- **EXERCISE INPUTS**
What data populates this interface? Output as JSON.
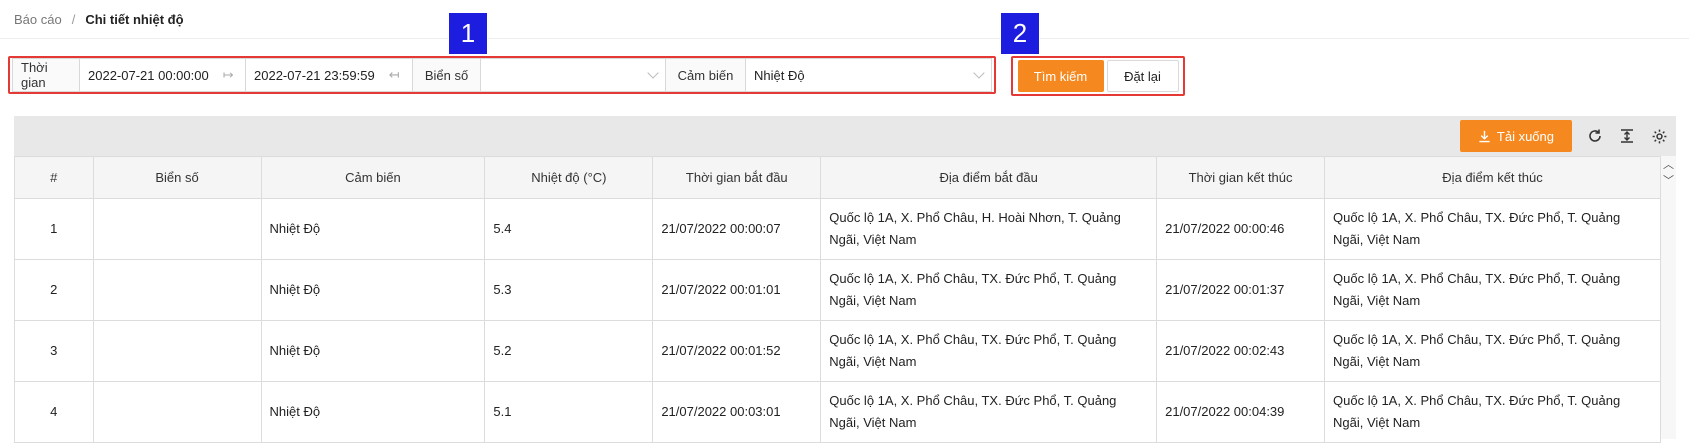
{
  "breadcrumb": {
    "parent": "Báo cáo",
    "separator": "/",
    "current": "Chi tiết nhiệt độ"
  },
  "annotations": [
    "1",
    "2"
  ],
  "filter": {
    "time_label": "Thời gian",
    "start_time": "2022-07-21 00:00:00",
    "end_time": "2022-07-21 23:59:59",
    "plate_label": "Biển số",
    "plate_value": "",
    "sensor_label": "Cảm biến",
    "sensor_value": "Nhiệt Độ"
  },
  "buttons": {
    "search": "Tìm kiếm",
    "reset": "Đặt lại",
    "download": "Tải xuống"
  },
  "table": {
    "columns": [
      "#",
      "Biển số",
      "Cảm biến",
      "Nhiệt độ (°C)",
      "Thời gian bắt đầu",
      "Địa điểm bắt đầu",
      "Thời gian kết thúc",
      "Địa điểm kết thúc"
    ],
    "rows": [
      [
        "1",
        "",
        "Nhiệt Độ",
        "5.4",
        "21/07/2022 00:00:07",
        "Quốc lộ 1A, X. Phổ Châu, H. Hoài Nhơn, T. Quảng Ngãi, Việt Nam",
        "21/07/2022 00:00:46",
        "Quốc lộ 1A, X. Phổ Châu, TX. Đức Phổ, T. Quảng Ngãi, Việt Nam"
      ],
      [
        "2",
        "",
        "Nhiệt Độ",
        "5.3",
        "21/07/2022 00:01:01",
        "Quốc lộ 1A, X. Phổ Châu, TX. Đức Phổ, T. Quảng Ngãi, Việt Nam",
        "21/07/2022 00:01:37",
        "Quốc lộ 1A, X. Phổ Châu, TX. Đức Phổ, T. Quảng Ngãi, Việt Nam"
      ],
      [
        "3",
        "",
        "Nhiệt Độ",
        "5.2",
        "21/07/2022 00:01:52",
        "Quốc lộ 1A, X. Phổ Châu, TX. Đức Phổ, T. Quảng Ngãi, Việt Nam",
        "21/07/2022 00:02:43",
        "Quốc lộ 1A, X. Phổ Châu, TX. Đức Phổ, T. Quảng Ngãi, Việt Nam"
      ],
      [
        "4",
        "",
        "Nhiệt Độ",
        "5.1",
        "21/07/2022 00:03:01",
        "Quốc lộ 1A, X. Phổ Châu, TX. Đức Phổ, T. Quảng Ngãi, Việt Nam",
        "21/07/2022 00:04:39",
        "Quốc lộ 1A, X. Phổ Châu, TX. Đức Phổ, T. Quảng Ngãi, Việt Nam"
      ]
    ]
  },
  "colors": {
    "accent": "#f5891f",
    "highlight": "#e53935",
    "badge": "#1d1ddf"
  },
  "icons": [
    "arrow-right-to-bar-icon",
    "arrow-left-to-bar-icon",
    "chevron-down-icon",
    "download-icon",
    "reload-icon",
    "column-height-icon",
    "settings-icon",
    "chevron-up-icon"
  ]
}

- **WHAT YOU WILL DO**
All of the material above needs to be restated exactly, with no pictures.

- **THE RESPONSE**
What data populates this interface? Output as JSON.
{
  "breadcrumb": {
    "parent": "Báo cáo",
    "separator": "/",
    "current": "Chi tiết nhiệt độ"
  },
  "annotations": [
    "1",
    "2"
  ],
  "filter": {
    "time_label": "Thời gian",
    "start_time": "2022-07-21 00:00:00",
    "end_time": "2022-07-21 23:59:59",
    "plate_label": "Biển số",
    "plate_value": "",
    "sensor_label": "Cảm biến",
    "sensor_value": "Nhiệt Độ"
  },
  "buttons": {
    "search": "Tìm kiếm",
    "reset": "Đặt lại",
    "download": "Tải xuống"
  },
  "table": {
    "columns": [
      "#",
      "Biển số",
      "Cảm biến",
      "Nhiệt độ (°C)",
      "Thời gian bắt đầu",
      "Địa điểm bắt đầu",
      "Thời gian kết thúc",
      "Địa điểm kết thúc"
    ],
    "rows": [
      [
        "1",
        "",
        "Nhiệt Độ",
        "5.4",
        "21/07/2022 00:00:07",
        "Quốc lộ 1A, X. Phổ Châu, H. Hoài Nhơn, T. Quảng Ngãi, Việt Nam",
        "21/07/2022 00:00:46",
        "Quốc lộ 1A, X. Phổ Châu, TX. Đức Phổ, T. Quảng Ngãi, Việt Nam"
      ],
      [
        "2",
        "",
        "Nhiệt Độ",
        "5.3",
        "21/07/2022 00:01:01",
        "Quốc lộ 1A, X. Phổ Châu, TX. Đức Phổ, T. Quảng Ngãi, Việt Nam",
        "21/07/2022 00:01:37",
        "Quốc lộ 1A, X. Phổ Châu, TX. Đức Phổ, T. Quảng Ngãi, Việt Nam"
      ],
      [
        "3",
        "",
        "Nhiệt Độ",
        "5.2",
        "21/07/2022 00:01:52",
        "Quốc lộ 1A, X. Phổ Châu, TX. Đức Phổ, T. Quảng Ngãi, Việt Nam",
        "21/07/2022 00:02:43",
        "Quốc lộ 1A, X. Phổ Châu, TX. Đức Phổ, T. Quảng Ngãi, Việt Nam"
      ],
      [
        "4",
        "",
        "Nhiệt Độ",
        "5.1",
        "21/07/2022 00:03:01",
        "Quốc lộ 1A, X. Phổ Châu, TX. Đức Phổ, T. Quảng Ngãi, Việt Nam",
        "21/07/2022 00:04:39",
        "Quốc lộ 1A, X. Phổ Châu, TX. Đức Phổ, T. Quảng Ngãi, Việt Nam"
      ]
    ]
  },
  "colors": {
    "accent": "#f5891f",
    "highlight": "#e53935",
    "badge": "#1d1ddf"
  },
  "icons": [
    "arrow-right-to-bar-icon",
    "arrow-left-to-bar-icon",
    "chevron-down-icon",
    "download-icon",
    "reload-icon",
    "column-height-icon",
    "settings-icon",
    "chevron-up-icon"
  ]
}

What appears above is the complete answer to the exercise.